■ Exercise prompt ■
Collect every line in the dataset items below that contains the string "HLoq", and copy each one in full.

[Dataset items]
# # # # # # #

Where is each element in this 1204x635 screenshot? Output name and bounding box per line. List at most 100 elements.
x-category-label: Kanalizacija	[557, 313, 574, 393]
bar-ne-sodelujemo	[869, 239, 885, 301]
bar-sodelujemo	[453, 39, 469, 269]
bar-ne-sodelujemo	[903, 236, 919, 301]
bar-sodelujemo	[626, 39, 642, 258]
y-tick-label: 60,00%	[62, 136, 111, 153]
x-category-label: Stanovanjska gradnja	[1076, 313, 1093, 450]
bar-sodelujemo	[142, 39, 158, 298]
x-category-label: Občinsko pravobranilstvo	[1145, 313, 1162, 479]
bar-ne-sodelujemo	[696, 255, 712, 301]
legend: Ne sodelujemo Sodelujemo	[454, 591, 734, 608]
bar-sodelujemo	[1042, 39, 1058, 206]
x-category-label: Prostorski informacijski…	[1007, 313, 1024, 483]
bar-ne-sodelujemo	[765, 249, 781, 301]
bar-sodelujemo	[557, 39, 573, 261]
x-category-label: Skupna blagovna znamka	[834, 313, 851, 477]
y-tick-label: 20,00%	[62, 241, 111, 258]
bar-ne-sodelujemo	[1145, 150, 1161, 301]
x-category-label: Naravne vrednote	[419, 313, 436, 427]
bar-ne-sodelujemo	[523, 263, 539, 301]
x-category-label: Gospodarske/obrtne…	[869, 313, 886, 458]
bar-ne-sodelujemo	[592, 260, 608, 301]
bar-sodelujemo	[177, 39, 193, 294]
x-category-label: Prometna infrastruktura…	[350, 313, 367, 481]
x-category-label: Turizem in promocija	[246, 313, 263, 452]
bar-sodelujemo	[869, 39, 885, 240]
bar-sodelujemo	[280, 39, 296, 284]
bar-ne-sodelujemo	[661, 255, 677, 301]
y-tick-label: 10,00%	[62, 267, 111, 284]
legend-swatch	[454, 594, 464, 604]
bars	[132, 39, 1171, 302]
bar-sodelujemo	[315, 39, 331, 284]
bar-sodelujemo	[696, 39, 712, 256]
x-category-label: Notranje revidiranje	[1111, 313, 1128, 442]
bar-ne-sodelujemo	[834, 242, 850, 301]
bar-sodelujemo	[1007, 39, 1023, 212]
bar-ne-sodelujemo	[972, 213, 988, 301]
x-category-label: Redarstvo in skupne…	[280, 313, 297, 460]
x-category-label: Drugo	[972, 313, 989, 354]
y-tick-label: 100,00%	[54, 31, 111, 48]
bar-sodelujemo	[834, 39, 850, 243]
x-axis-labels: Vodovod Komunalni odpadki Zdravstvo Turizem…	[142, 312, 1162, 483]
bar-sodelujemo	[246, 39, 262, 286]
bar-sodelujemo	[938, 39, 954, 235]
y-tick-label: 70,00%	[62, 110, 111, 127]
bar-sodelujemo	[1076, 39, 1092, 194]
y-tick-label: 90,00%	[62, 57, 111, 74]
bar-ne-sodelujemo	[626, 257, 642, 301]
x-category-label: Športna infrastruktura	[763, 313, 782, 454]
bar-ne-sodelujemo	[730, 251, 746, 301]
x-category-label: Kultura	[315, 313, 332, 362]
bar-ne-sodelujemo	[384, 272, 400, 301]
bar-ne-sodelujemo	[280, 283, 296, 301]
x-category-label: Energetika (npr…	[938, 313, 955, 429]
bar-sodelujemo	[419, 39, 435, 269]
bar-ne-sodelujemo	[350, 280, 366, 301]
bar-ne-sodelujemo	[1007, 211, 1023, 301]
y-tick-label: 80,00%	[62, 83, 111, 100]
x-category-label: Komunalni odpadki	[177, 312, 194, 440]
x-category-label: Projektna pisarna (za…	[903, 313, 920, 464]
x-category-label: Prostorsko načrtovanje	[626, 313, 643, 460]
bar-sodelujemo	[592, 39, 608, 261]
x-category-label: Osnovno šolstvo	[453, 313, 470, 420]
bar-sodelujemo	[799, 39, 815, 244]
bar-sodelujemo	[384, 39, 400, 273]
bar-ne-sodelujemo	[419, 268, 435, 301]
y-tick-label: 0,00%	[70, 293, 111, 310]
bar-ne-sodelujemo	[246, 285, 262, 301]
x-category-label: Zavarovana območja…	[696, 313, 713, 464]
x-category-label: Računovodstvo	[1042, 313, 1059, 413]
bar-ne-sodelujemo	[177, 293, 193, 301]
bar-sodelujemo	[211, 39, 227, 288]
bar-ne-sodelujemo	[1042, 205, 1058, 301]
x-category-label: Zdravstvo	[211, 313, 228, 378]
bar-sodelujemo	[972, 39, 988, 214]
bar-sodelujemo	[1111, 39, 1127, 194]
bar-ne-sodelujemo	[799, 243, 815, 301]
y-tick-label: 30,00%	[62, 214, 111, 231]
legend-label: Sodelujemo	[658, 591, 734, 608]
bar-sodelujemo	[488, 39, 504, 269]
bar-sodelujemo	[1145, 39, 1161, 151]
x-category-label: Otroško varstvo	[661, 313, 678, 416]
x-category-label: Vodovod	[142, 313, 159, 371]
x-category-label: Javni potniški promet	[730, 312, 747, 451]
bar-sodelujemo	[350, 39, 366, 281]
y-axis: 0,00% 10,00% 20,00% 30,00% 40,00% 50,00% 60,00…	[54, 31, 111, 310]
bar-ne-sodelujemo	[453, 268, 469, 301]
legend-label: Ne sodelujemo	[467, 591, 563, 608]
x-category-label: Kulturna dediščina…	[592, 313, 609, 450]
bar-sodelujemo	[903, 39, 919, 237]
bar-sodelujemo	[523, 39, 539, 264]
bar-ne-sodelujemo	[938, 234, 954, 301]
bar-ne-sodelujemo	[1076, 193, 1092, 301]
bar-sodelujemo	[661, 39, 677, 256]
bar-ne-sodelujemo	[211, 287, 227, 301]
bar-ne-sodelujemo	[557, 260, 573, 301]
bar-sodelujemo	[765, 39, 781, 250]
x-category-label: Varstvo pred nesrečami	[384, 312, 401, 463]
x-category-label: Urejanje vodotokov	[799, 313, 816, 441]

# # # # # # #

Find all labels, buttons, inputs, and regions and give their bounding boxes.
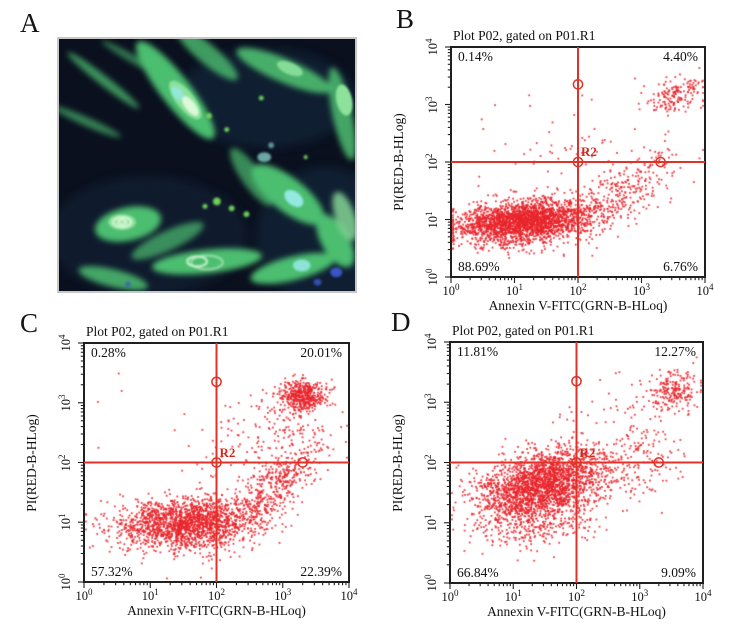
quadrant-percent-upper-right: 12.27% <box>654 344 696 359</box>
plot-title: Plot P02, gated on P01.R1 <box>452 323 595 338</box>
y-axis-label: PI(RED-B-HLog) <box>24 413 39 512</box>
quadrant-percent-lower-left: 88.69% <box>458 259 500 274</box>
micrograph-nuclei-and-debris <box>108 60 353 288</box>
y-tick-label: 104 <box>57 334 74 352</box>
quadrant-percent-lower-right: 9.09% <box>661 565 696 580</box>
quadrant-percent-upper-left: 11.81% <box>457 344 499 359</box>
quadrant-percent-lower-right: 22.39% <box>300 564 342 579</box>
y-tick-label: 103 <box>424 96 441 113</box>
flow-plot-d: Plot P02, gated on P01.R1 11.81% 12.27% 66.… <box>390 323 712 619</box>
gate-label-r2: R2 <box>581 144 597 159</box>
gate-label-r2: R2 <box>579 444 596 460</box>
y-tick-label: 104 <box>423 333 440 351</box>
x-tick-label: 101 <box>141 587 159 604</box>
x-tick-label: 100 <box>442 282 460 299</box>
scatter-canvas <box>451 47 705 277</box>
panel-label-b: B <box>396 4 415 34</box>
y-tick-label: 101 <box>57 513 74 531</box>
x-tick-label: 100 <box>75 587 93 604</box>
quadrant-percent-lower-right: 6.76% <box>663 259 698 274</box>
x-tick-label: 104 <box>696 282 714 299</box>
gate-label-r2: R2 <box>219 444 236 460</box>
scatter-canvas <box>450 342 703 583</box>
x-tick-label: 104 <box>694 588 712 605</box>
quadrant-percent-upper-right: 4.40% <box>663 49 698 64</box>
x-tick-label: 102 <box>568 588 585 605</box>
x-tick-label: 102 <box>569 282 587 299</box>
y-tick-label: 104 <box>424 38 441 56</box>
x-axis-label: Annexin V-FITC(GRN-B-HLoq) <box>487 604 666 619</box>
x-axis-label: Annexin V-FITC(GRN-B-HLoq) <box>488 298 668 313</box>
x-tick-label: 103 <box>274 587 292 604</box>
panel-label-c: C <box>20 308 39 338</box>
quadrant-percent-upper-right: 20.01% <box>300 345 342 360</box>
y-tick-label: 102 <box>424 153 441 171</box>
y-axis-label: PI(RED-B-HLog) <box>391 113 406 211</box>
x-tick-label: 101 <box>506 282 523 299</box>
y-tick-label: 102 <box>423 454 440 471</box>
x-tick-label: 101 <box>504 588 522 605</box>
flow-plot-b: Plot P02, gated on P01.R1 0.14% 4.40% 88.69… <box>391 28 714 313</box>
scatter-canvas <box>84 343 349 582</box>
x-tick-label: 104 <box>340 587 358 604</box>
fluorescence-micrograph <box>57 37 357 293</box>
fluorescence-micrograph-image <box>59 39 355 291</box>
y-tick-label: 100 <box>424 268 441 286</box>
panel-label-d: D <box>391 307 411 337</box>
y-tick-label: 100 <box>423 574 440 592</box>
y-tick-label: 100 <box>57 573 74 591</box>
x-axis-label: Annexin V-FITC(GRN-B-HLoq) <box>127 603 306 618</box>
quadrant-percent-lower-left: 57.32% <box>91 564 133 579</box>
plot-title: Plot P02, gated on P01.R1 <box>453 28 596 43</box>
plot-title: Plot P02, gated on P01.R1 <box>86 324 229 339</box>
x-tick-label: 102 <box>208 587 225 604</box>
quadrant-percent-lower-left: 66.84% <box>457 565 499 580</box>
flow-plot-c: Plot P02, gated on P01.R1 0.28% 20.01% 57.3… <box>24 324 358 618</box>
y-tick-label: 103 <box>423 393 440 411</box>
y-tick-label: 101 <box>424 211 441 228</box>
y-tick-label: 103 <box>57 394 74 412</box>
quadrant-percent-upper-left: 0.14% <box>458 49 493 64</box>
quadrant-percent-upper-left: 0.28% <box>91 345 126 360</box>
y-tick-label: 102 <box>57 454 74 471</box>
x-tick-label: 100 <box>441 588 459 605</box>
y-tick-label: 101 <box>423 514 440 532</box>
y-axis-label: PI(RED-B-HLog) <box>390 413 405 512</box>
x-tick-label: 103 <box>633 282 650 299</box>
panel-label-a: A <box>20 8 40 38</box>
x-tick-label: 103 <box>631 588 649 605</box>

# # # # # # #

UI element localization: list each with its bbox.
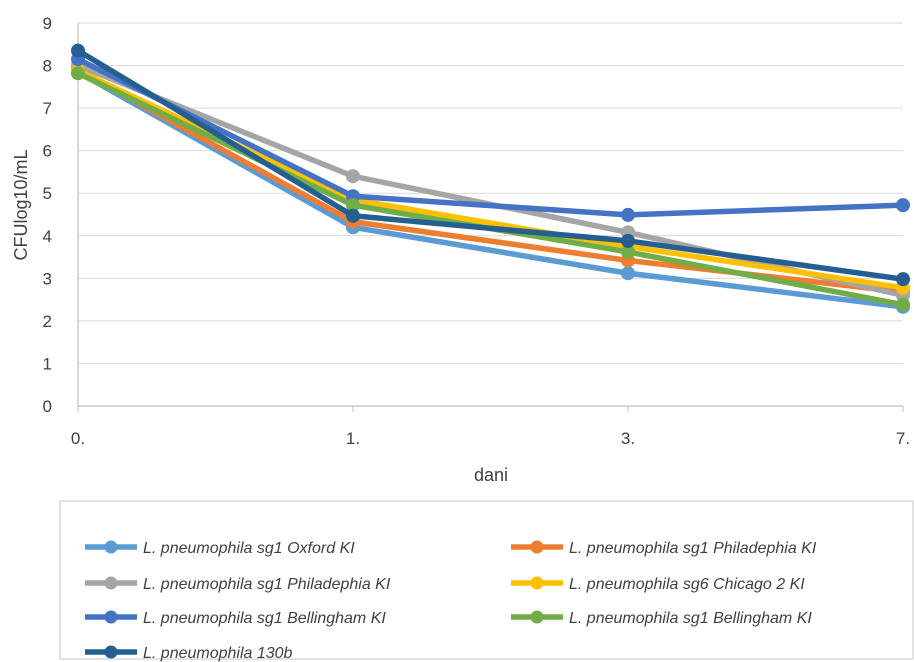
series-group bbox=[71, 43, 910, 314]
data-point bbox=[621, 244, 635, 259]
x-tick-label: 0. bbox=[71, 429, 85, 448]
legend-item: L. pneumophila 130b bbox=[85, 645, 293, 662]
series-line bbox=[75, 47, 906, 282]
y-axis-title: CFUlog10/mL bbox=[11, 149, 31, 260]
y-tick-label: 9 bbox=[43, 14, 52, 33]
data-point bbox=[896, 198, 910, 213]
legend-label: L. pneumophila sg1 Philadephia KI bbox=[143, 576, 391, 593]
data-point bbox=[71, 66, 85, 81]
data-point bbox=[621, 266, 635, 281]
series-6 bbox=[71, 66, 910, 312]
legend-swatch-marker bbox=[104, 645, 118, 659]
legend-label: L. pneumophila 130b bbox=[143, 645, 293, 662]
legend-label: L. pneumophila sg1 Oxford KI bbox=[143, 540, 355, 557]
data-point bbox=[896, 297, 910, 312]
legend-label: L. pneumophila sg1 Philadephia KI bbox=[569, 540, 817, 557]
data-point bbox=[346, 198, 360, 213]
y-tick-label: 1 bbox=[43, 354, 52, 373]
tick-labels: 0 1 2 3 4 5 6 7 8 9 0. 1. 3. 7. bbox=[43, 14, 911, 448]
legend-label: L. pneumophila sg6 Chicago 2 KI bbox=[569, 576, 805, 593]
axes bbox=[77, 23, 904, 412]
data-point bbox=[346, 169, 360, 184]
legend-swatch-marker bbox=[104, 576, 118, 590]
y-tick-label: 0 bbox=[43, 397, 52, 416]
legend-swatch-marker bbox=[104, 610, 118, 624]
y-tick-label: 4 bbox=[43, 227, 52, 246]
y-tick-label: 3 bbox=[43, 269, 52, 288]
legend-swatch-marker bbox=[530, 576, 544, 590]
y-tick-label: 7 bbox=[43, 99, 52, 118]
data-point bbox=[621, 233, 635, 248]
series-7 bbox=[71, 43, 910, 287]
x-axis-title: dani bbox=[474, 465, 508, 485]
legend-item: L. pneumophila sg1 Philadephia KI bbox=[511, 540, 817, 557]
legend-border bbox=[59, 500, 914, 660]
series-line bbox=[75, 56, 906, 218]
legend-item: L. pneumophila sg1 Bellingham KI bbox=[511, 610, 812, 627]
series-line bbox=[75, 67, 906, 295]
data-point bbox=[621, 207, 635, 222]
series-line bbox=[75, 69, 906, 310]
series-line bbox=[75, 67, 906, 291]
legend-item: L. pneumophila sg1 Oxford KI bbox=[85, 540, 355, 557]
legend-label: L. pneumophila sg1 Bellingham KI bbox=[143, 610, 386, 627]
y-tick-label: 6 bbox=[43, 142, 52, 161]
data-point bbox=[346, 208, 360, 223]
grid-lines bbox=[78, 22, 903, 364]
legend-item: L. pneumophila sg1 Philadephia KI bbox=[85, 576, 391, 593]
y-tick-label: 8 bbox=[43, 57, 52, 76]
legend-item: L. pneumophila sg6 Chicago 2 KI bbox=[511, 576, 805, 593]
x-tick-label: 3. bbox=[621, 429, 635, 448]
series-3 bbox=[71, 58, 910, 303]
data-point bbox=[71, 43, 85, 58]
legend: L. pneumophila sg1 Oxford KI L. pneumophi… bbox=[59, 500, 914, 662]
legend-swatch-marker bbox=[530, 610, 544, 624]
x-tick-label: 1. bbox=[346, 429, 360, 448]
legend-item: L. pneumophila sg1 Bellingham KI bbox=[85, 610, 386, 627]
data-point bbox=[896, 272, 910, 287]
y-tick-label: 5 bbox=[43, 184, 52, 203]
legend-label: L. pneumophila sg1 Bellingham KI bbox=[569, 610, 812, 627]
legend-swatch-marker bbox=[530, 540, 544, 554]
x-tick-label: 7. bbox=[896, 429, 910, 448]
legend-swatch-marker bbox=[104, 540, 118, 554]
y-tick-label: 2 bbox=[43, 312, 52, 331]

# # # # # # #

■ Solution for this problem ■
x-axis-label: Annexin V-FITC(GRN-B-HLoq) <box>487 604 666 619</box>
x-axis-label: Annexin V-FITC(GRN-B-HLoq) <box>488 298 668 313</box>
x-axis-label: Annexin V-FITC(GRN-B-HLoq) <box>127 603 306 618</box>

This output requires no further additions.